Objective -
Every entry below should be repeated exactly; the pictures should not.

Items -

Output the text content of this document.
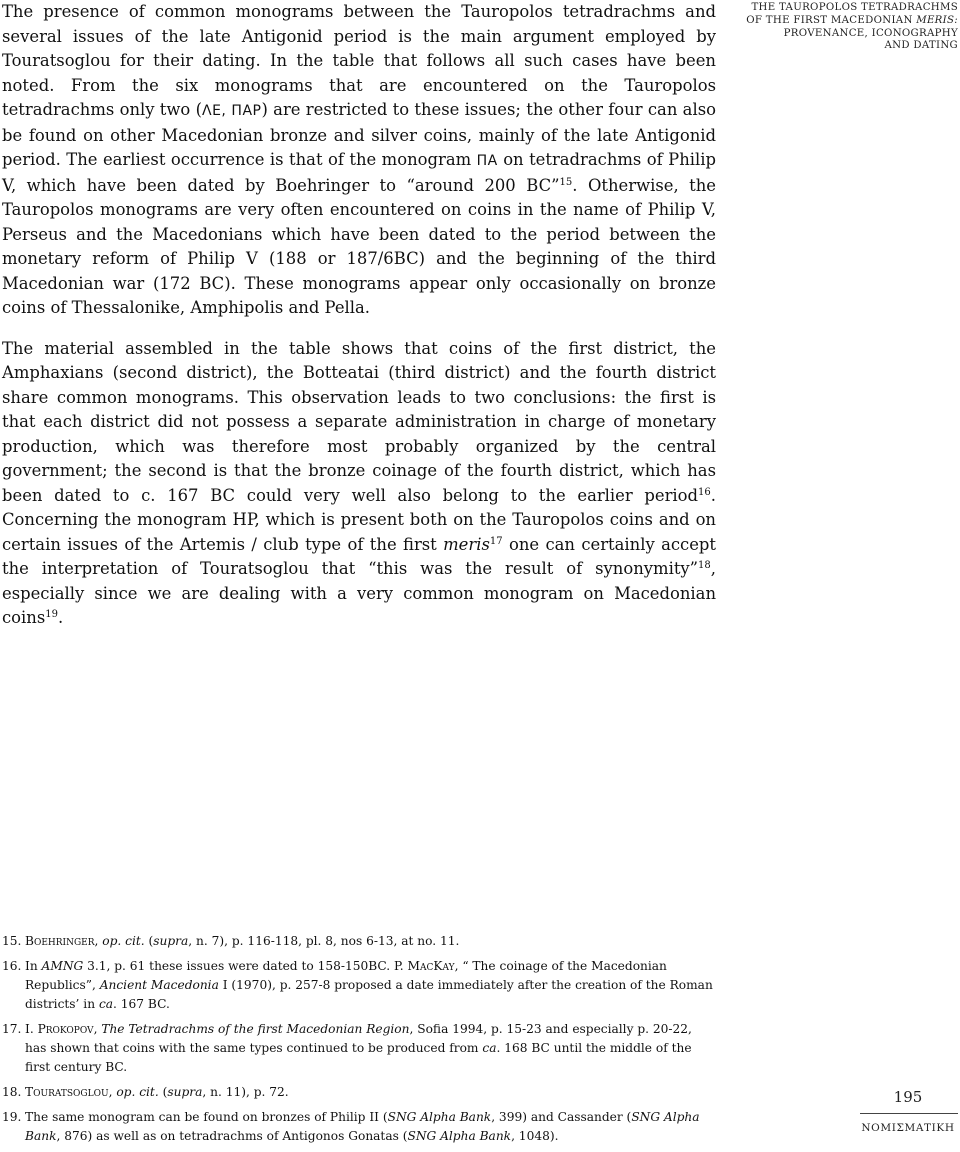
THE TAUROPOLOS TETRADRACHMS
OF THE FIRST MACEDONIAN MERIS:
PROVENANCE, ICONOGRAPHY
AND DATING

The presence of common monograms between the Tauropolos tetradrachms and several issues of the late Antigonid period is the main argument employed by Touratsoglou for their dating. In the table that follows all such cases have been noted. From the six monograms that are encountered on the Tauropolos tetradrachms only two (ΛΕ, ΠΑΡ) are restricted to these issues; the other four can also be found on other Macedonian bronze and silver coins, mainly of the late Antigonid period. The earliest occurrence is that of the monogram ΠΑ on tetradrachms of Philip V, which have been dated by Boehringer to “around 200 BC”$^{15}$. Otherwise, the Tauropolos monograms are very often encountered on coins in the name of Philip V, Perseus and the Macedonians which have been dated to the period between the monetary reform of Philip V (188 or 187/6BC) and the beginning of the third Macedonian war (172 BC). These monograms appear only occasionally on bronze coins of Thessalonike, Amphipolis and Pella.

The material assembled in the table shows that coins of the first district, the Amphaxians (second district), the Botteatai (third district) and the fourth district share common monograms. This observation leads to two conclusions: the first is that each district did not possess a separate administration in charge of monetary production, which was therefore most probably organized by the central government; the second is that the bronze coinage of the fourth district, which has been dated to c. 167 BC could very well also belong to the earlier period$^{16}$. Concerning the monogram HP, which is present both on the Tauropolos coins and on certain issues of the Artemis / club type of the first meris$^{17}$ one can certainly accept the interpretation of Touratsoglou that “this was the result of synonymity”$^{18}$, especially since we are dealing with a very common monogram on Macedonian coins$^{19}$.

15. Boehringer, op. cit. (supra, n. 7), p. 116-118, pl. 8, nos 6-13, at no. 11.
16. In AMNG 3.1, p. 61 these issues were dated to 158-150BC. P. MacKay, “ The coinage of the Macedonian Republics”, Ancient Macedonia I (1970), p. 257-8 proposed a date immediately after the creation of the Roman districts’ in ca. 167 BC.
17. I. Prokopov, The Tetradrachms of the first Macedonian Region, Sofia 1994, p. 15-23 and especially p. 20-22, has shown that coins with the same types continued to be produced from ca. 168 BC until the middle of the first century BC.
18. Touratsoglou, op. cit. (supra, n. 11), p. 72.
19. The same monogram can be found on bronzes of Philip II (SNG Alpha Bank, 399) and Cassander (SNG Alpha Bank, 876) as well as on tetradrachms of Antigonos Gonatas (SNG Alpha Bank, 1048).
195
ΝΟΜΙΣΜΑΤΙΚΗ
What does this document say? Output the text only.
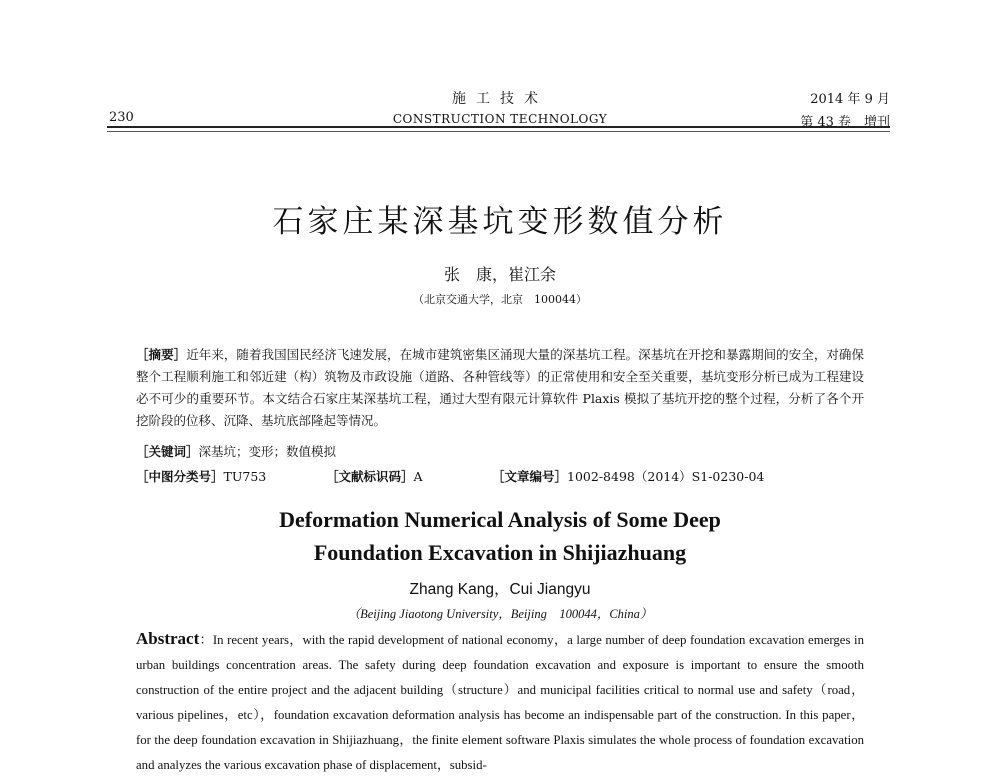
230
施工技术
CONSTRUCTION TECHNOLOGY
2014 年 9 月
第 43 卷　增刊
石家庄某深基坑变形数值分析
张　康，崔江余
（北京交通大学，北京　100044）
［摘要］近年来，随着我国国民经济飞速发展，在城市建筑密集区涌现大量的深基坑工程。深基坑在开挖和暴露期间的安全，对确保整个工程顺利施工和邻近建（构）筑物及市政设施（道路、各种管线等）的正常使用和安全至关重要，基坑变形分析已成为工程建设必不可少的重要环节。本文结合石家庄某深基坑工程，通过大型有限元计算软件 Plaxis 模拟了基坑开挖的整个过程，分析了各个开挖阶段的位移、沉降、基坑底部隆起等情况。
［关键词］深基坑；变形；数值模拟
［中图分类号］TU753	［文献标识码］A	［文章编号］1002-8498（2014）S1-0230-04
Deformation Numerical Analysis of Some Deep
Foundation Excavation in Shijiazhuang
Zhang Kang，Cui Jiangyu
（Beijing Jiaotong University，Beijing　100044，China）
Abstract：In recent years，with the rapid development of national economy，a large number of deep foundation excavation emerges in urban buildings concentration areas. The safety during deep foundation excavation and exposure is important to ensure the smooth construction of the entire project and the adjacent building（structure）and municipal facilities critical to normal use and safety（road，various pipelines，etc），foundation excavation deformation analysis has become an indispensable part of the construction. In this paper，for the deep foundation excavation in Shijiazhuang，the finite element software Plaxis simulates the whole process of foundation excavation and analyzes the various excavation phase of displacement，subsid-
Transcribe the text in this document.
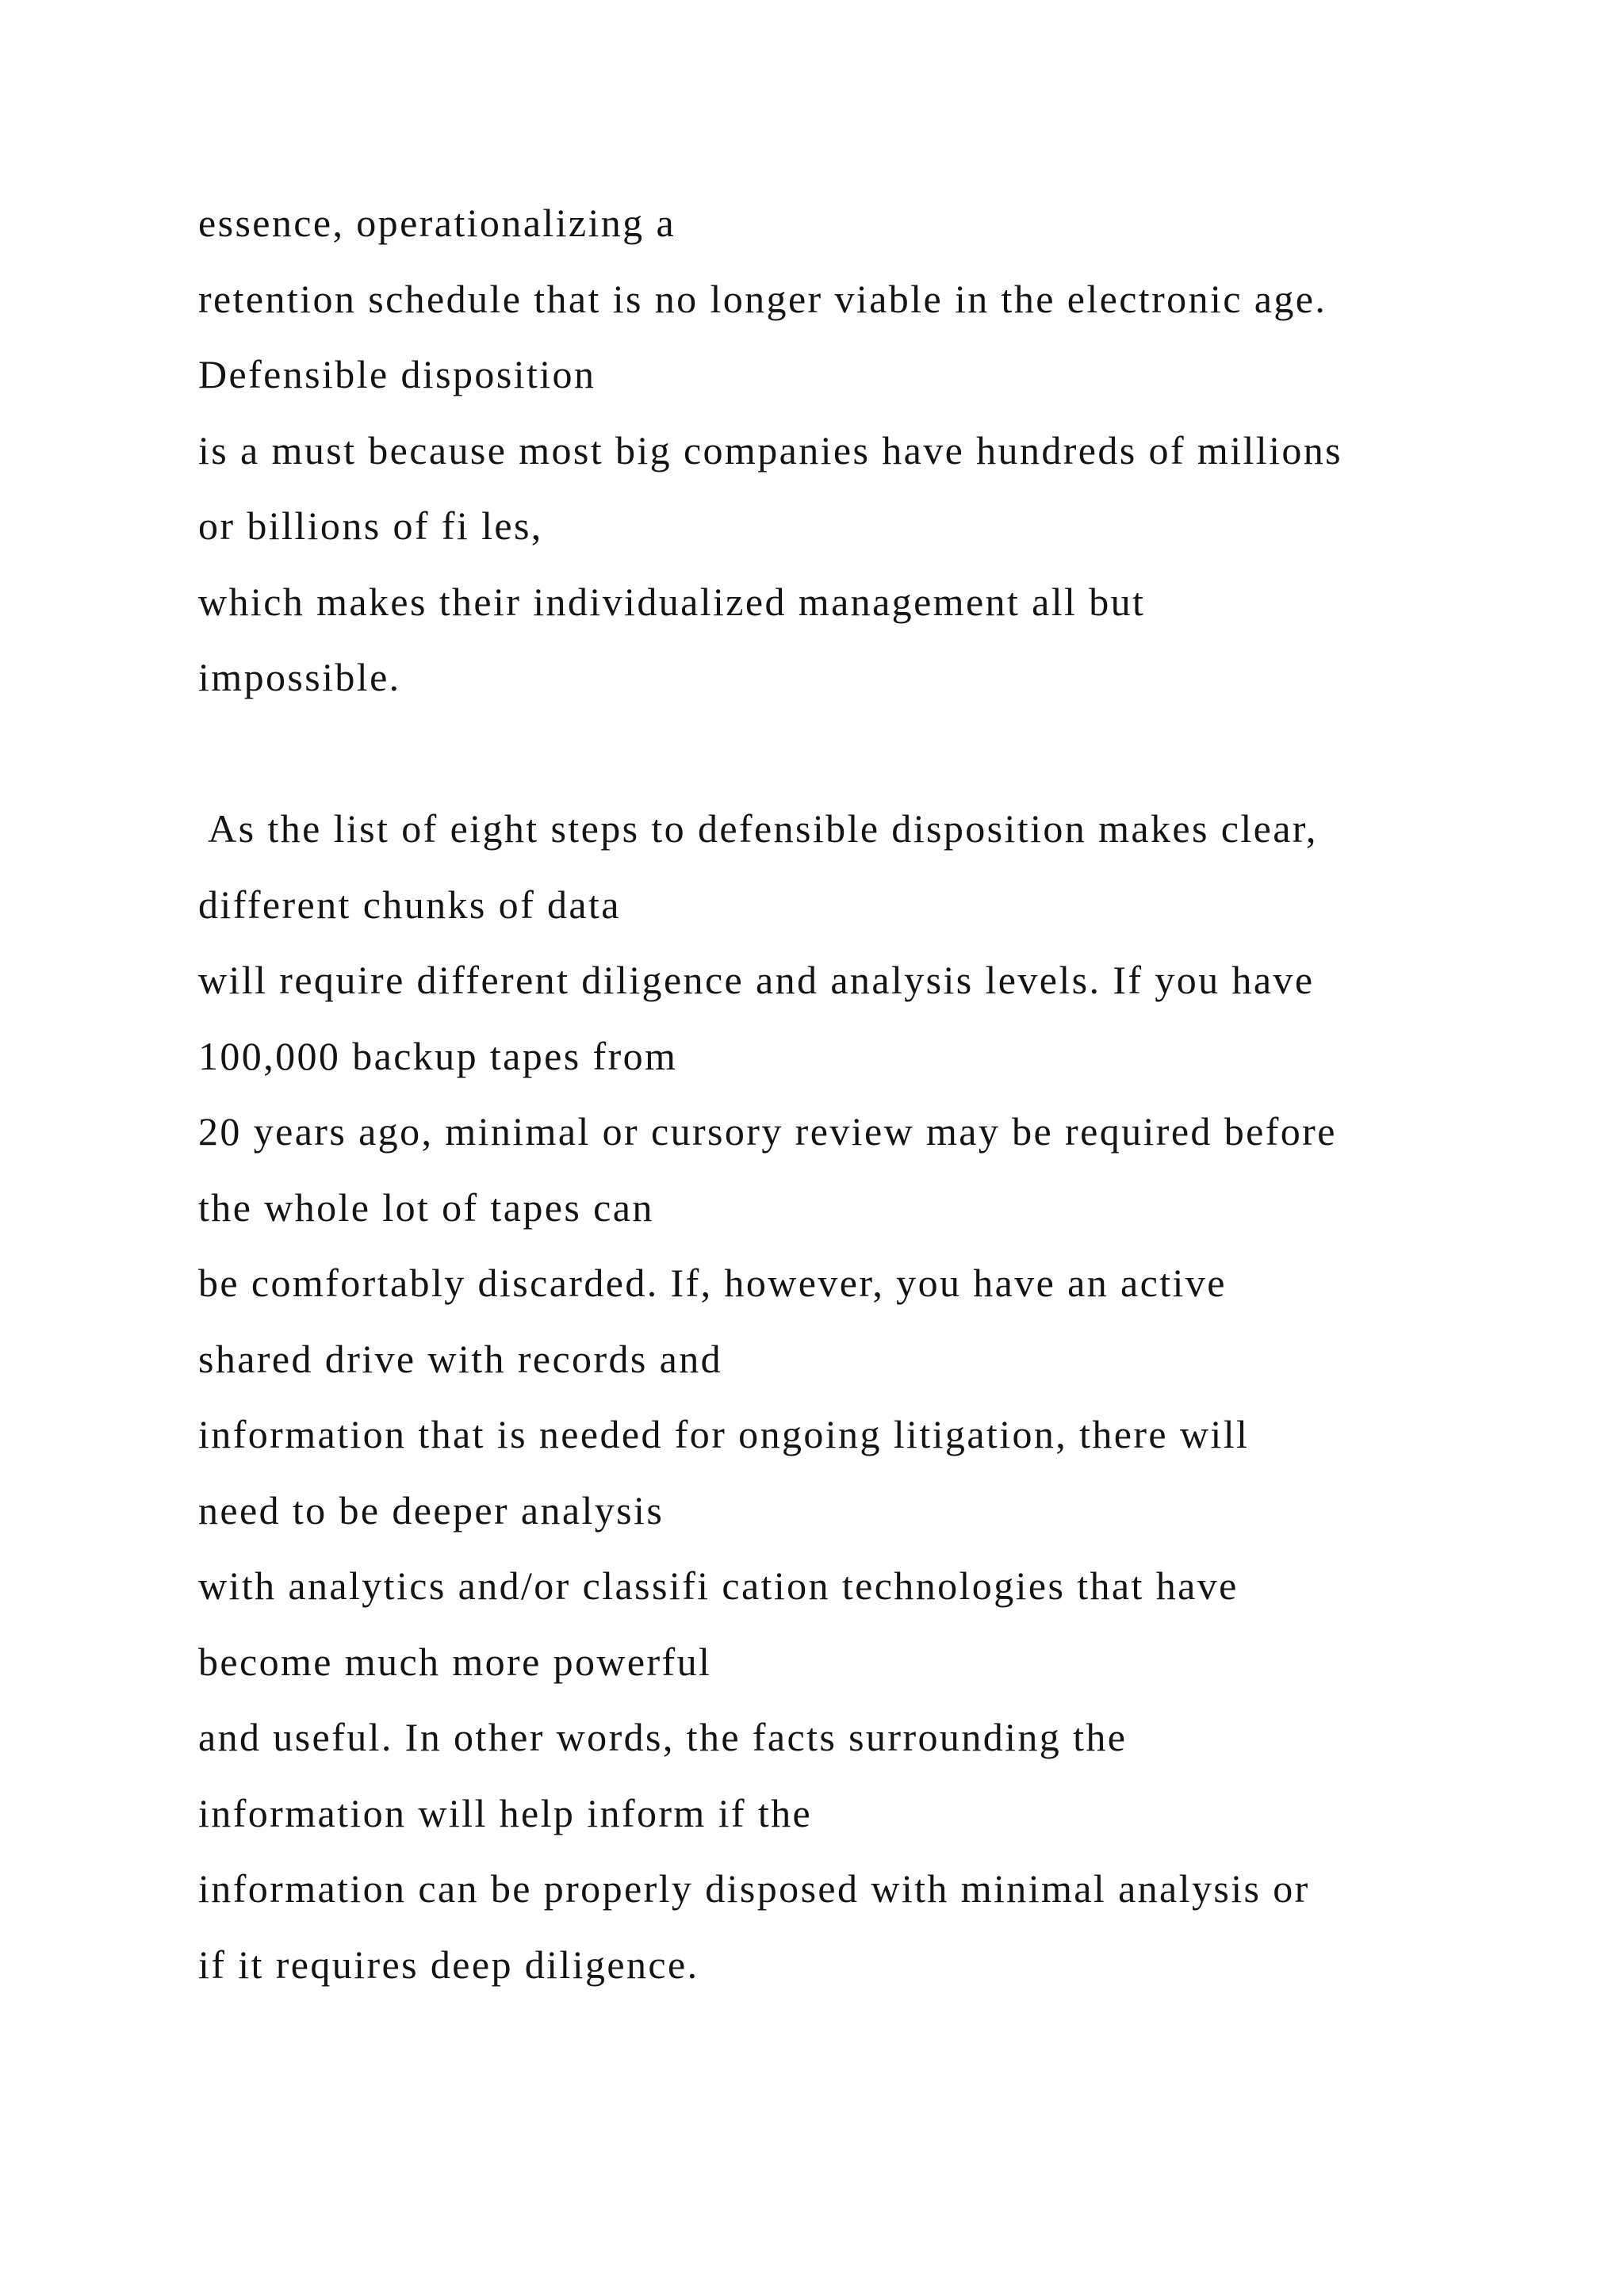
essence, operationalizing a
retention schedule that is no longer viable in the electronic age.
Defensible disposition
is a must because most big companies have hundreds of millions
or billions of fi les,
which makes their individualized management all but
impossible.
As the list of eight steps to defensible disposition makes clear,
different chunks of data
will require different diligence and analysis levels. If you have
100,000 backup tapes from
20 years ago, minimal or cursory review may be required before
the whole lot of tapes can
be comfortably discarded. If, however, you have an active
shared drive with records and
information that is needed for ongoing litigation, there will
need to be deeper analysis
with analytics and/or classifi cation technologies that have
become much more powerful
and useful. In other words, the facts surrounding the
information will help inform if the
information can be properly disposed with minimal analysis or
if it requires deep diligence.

Task output -
Output the text content of this document.
THE TAUROPOLOS TETRADRACHMS
OF THE FIRST MACEDONIAN MERIS:
PROVENANCE, ICONOGRAPHY
AND DATING

The presence of common monograms between the Tauropolos tetradrachms and several issues of the late Antigonid period is the main argument employed by Touratsoglou for their dating. In the table that follows all such cases have been noted. From the six monograms that are encountered on the Tauropolos tetradrachms only two (ΛΕ, ΠΑΡ) are restricted to these issues; the other four can also be found on other Macedonian bronze and silver coins, mainly of the late Antigonid period. The earliest occurrence is that of the monogram ΠΑ on tetradrachms of Philip V, which have been dated by Boehringer to “around 200 BC”$^{15}$. Otherwise, the Tauropolos monograms are very often encountered on coins in the name of Philip V, Perseus and the Macedonians which have been dated to the period between the monetary reform of Philip V (188 or 187/6BC) and the beginning of the third Macedonian war (172 BC). These monograms appear only occasionally on bronze coins of Thessalonike, Amphipolis and Pella.

The material assembled in the table shows that coins of the first district, the Amphaxians (second district), the Botteatai (third district) and the fourth district share common monograms. This observation leads to two conclusions: the first is that each district did not possess a separate administration in charge of monetary production, which was therefore most probably organized by the central government; the second is that the bronze coinage of the fourth district, which has been dated to c. 167 BC could very well also belong to the earlier period$^{16}$. Concerning the monogram HP, which is present both on the Tauropolos coins and on certain issues of the Artemis / club type of the first meris$^{17}$ one can certainly accept the interpretation of Touratsoglou that “this was the result of synonymity”$^{18}$, especially since we are dealing with a very common monogram on Macedonian coins$^{19}$.

15. Boehringer, op. cit. (supra, n. 7), p. 116-118, pl. 8, nos 6-13, at no. 11.
16. In AMNG 3.1, p. 61 these issues were dated to 158-150BC. P. MacKay, “ The coinage of the Macedonian Republics”, Ancient Macedonia I (1970), p. 257-8 proposed a date immediately after the creation of the Roman districts’ in ca. 167 BC.
17. I. Prokopov, The Tetradrachms of the first Macedonian Region, Sofia 1994, p. 15-23 and especially p. 20-22, has shown that coins with the same types continued to be produced from ca. 168 BC until the middle of the first century BC.
18. Touratsoglou, op. cit. (supra, n. 11), p. 72.
19. The same monogram can be found on bronzes of Philip II (SNG Alpha Bank, 399) and Cassander (SNG Alpha Bank, 876) as well as on tetradrachms of Antigonos Gonatas (SNG Alpha Bank, 1048).
195
ΝΟΜΙΣΜΑΤΙΚΗ
What does this document say? Output the text only.
230
施工技术
CONSTRUCTION TECHNOLOGY
2014 年 9 月
第 43 卷　增刊
石家庄某深基坑变形数值分析
张　康，崔江余
（北京交通大学，北京　100044）
［摘要］近年来，随着我国国民经济飞速发展，在城市建筑密集区涌现大量的深基坑工程。深基坑在开挖和暴露期间的安全，对确保整个工程顺利施工和邻近建（构）筑物及市政设施（道路、各种管线等）的正常使用和安全至关重要，基坑变形分析已成为工程建设必不可少的重要环节。本文结合石家庄某深基坑工程，通过大型有限元计算软件 Plaxis 模拟了基坑开挖的整个过程，分析了各个开挖阶段的位移、沉降、基坑底部隆起等情况。
［关键词］深基坑；变形；数值模拟
［中图分类号］TU753	［文献标识码］A	［文章编号］1002-8498（2014）S1-0230-04
Deformation Numerical Analysis of Some Deep
Foundation Excavation in Shijiazhuang
Zhang Kang，Cui Jiangyu
（Beijing Jiaotong University，Beijing　100044，China）
Abstract：In recent years，with the rapid development of national economy，a large number of deep foundation excavation emerges in urban buildings concentration areas. The safety during deep foundation excavation and exposure is important to ensure the smooth construction of the entire project and the adjacent building（structure）and municipal facilities critical to normal use and safety（road，various pipelines，etc），foundation excavation deformation analysis has become an indispensable part of the construction. In this paper，for the deep foundation excavation in Shijiazhuang，the finite element software Plaxis simulates the whole process of foundation excavation and analyzes the various excavation phase of displacement，subsid-
Transcribe the text in this document.
essence, operationalizing a
retention schedule that is no longer viable in the electronic age.
Defensible disposition
is a must because most big companies have hundreds of millions
or billions of fi les,
which makes their individualized management all but
impossible.
As the list of eight steps to defensible disposition makes clear,
different chunks of data
will require different diligence and analysis levels. If you have
100,000 backup tapes from
20 years ago, minimal or cursory review may be required before
the whole lot of tapes can
be comfortably discarded. If, however, you have an active
shared drive with records and
information that is needed for ongoing litigation, there will
need to be deeper analysis
with analytics and/or classifi cation technologies that have
become much more powerful
and useful. In other words, the facts surrounding the
information will help inform if the
information can be properly disposed with minimal analysis or
if it requires deep diligence.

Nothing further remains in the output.